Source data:
##############################
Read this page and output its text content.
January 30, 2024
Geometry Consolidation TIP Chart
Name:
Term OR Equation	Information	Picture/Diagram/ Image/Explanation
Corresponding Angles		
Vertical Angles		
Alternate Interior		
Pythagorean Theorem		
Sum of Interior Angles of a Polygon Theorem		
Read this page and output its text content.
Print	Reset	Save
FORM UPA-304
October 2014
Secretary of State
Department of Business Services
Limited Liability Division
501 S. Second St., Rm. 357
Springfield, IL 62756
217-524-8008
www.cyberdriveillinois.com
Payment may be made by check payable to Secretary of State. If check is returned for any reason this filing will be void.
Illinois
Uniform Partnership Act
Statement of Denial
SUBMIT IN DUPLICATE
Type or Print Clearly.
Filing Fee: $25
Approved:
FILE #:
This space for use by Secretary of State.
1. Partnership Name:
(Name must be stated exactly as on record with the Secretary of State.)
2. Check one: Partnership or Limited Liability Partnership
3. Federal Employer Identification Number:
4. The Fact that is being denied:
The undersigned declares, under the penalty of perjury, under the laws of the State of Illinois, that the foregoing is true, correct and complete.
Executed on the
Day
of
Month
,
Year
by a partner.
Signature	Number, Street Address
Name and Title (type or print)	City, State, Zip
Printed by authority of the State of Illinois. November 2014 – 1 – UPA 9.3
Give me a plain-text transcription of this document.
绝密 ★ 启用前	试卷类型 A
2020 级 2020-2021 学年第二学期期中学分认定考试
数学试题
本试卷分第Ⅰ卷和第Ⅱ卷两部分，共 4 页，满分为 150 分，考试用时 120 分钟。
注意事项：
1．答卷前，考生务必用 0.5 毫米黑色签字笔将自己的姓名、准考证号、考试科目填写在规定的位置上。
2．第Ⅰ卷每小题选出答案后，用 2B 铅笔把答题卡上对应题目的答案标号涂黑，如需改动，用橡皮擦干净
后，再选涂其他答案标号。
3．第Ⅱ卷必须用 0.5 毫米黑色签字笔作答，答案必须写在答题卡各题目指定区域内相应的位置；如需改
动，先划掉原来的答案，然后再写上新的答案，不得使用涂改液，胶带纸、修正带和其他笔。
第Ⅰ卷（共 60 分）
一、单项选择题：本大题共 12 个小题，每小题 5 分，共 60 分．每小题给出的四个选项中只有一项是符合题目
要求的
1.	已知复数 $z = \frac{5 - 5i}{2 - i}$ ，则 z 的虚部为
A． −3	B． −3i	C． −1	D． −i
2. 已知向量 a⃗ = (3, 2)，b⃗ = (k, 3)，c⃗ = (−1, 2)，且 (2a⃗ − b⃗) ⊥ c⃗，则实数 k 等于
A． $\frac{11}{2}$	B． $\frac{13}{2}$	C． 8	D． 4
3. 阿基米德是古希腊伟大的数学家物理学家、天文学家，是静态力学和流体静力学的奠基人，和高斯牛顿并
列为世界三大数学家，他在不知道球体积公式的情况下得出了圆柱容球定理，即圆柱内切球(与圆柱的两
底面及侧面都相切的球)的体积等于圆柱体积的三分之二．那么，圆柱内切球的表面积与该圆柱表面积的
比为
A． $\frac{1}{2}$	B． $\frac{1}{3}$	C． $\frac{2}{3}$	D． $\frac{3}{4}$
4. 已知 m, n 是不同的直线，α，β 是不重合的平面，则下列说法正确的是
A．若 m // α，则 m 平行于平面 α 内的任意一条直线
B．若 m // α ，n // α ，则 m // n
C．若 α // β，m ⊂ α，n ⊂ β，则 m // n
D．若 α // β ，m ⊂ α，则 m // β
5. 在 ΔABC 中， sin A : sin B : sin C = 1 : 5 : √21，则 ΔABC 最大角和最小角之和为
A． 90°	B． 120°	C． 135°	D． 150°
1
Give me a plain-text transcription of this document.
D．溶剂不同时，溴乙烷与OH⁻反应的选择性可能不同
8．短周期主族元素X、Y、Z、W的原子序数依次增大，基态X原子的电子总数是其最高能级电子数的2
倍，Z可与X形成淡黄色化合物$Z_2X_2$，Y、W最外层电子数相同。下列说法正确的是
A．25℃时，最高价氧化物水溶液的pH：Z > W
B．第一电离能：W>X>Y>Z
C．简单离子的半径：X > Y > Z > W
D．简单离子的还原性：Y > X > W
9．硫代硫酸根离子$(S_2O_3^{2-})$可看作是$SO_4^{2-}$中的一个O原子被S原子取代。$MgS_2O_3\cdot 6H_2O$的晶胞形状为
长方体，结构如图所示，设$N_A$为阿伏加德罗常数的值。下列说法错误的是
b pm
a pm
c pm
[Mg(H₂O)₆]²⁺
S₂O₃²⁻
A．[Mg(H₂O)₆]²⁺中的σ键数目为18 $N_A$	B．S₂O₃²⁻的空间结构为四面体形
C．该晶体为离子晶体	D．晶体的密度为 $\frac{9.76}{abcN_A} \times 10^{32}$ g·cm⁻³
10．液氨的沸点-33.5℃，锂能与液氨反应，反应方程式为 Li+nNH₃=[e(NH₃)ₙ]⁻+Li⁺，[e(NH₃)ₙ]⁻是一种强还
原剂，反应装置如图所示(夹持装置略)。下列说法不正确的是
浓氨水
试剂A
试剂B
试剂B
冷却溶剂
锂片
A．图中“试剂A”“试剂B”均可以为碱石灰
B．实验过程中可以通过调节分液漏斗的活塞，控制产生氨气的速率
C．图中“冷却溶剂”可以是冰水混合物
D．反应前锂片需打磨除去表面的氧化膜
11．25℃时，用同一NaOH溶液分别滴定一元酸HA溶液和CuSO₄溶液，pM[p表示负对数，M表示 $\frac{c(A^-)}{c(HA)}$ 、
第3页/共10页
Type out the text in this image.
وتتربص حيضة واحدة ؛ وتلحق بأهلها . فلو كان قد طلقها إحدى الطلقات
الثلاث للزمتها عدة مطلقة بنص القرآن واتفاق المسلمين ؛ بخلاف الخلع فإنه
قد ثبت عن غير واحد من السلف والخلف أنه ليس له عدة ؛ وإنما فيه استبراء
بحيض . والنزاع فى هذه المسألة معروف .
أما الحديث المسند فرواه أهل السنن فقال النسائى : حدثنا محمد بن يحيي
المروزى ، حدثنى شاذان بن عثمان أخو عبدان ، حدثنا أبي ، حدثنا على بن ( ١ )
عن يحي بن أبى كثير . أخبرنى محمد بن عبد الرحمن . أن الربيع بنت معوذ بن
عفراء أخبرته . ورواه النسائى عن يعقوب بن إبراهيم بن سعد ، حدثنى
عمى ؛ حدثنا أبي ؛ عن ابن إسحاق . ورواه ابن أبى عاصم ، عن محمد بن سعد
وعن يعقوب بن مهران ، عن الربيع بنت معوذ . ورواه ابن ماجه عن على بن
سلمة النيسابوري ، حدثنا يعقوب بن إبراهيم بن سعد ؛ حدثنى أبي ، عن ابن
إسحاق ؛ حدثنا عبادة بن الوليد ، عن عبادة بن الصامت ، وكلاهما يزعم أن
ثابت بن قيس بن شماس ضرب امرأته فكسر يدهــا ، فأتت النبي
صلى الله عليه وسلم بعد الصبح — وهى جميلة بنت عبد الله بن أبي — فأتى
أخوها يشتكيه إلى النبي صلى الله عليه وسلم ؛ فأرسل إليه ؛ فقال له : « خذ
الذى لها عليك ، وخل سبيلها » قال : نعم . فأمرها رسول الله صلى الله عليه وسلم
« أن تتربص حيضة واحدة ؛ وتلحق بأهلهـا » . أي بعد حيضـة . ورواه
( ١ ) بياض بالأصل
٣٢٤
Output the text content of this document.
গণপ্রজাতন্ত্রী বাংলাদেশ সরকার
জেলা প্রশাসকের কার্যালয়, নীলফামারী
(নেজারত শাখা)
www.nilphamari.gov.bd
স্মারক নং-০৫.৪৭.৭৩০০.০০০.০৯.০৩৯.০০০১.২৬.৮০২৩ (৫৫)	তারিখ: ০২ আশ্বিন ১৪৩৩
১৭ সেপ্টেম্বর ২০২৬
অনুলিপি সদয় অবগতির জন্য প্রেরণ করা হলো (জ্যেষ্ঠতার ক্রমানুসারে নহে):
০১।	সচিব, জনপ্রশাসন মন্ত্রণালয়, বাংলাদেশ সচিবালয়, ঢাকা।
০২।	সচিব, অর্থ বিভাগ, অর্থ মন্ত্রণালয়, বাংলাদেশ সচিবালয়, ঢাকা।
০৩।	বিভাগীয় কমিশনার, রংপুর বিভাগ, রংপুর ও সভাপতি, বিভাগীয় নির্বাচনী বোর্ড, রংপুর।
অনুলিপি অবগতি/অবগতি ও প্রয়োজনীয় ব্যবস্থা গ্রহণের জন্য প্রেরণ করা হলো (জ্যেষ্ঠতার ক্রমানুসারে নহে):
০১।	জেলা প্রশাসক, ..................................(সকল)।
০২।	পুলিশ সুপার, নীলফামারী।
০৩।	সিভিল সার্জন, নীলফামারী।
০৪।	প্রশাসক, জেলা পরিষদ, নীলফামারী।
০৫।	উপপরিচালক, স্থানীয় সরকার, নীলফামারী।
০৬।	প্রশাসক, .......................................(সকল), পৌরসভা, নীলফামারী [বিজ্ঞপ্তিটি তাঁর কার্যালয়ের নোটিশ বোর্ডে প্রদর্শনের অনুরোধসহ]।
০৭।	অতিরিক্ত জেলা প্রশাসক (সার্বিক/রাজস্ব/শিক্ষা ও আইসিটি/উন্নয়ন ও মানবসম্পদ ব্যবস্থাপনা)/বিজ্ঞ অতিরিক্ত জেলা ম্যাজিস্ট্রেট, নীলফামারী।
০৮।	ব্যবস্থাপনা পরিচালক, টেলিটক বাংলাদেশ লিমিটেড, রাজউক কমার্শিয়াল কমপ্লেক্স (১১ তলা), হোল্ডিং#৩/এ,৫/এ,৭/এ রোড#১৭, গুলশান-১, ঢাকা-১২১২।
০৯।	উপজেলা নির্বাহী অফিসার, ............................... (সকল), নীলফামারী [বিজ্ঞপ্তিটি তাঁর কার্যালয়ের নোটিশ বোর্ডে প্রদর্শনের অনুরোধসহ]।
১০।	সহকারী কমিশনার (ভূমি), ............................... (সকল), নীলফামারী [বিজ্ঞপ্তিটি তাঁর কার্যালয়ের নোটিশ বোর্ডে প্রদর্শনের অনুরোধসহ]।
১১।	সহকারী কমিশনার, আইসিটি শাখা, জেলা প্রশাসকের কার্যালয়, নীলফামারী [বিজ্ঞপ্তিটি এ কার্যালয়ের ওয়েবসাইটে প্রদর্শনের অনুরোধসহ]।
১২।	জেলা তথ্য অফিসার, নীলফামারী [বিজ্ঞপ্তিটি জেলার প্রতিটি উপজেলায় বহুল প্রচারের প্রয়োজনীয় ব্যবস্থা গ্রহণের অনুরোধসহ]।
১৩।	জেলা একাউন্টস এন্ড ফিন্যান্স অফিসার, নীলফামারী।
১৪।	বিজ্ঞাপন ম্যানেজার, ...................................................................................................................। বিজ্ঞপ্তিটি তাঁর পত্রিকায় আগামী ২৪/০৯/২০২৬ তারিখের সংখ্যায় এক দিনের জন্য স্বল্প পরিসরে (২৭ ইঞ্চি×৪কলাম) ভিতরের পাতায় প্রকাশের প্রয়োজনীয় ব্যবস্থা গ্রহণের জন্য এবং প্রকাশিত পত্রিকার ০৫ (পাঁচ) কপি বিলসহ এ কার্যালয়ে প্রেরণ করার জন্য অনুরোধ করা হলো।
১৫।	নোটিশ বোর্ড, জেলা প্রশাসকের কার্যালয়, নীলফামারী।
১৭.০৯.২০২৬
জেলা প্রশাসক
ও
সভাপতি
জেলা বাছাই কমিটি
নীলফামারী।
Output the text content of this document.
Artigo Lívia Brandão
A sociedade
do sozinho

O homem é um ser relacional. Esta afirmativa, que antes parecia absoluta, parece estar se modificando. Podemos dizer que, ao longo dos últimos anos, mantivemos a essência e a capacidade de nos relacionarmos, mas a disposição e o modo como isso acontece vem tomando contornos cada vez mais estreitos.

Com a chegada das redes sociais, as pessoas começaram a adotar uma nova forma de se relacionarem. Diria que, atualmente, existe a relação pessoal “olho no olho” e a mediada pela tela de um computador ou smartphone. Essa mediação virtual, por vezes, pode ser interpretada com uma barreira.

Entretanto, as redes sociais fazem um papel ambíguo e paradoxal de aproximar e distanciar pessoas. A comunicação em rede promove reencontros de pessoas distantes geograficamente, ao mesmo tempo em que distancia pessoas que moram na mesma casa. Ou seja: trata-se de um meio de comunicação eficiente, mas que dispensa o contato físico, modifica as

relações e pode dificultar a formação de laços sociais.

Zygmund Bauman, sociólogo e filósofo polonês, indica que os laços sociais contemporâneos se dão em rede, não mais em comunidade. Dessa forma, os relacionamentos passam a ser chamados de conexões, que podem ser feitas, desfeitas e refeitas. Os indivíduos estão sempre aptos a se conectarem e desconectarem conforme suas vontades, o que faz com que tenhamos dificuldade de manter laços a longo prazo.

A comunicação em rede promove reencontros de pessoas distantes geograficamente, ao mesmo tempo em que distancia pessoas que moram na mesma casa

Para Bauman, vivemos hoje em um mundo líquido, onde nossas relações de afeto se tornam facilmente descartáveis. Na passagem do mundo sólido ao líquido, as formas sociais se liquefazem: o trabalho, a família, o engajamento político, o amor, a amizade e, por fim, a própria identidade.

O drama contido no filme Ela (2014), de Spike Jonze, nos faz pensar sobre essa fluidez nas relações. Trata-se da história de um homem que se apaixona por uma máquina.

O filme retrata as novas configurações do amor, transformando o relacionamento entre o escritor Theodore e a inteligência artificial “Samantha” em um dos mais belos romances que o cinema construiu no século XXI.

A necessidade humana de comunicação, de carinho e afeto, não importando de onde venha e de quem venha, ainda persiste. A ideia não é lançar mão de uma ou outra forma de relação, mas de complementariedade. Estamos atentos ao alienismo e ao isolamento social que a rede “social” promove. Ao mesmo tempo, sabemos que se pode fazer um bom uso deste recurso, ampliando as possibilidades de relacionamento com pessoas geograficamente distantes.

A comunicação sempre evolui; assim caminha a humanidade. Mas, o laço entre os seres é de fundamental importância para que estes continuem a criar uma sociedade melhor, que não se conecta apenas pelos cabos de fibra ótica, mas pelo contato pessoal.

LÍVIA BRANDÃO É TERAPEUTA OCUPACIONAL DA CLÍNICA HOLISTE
##############################
Description of the task: Scan the listing above and identify each line holding the string "mais"; copy every such line.

Output for this exercise:
O homem é um ser relacional. Esta afirmativa, que antes parecia absoluta, parece estar se modificando. Podemos dizer que, ao longo dos últimos anos, mantivemos a essência e a capacidade de nos relacionarmos, mas a disposição e o modo como isso acontece vem tomando contornos cada vez mais estreitos.
Zygmund Bauman, sociólogo e filósofo polonês, indica que os laços sociais contemporâneos se dão em rede, não mais em comunidade. Dessa forma, os relacionamentos passam a ser chamados de conexões, que podem ser feitas, desfeitas e refeitas. Os indivíduos estão sempre aptos a se conectarem e desconectarem conforme suas vontades, o que faz com que tenhamos dificuldade de manter laços a longo prazo.
O filme retrata as novas configurações do amor, transformando o relacionamento entre o escritor Theodore e a inteligência artificial “Samantha” em um dos mais belos romances que o cinema construiu no século XXI.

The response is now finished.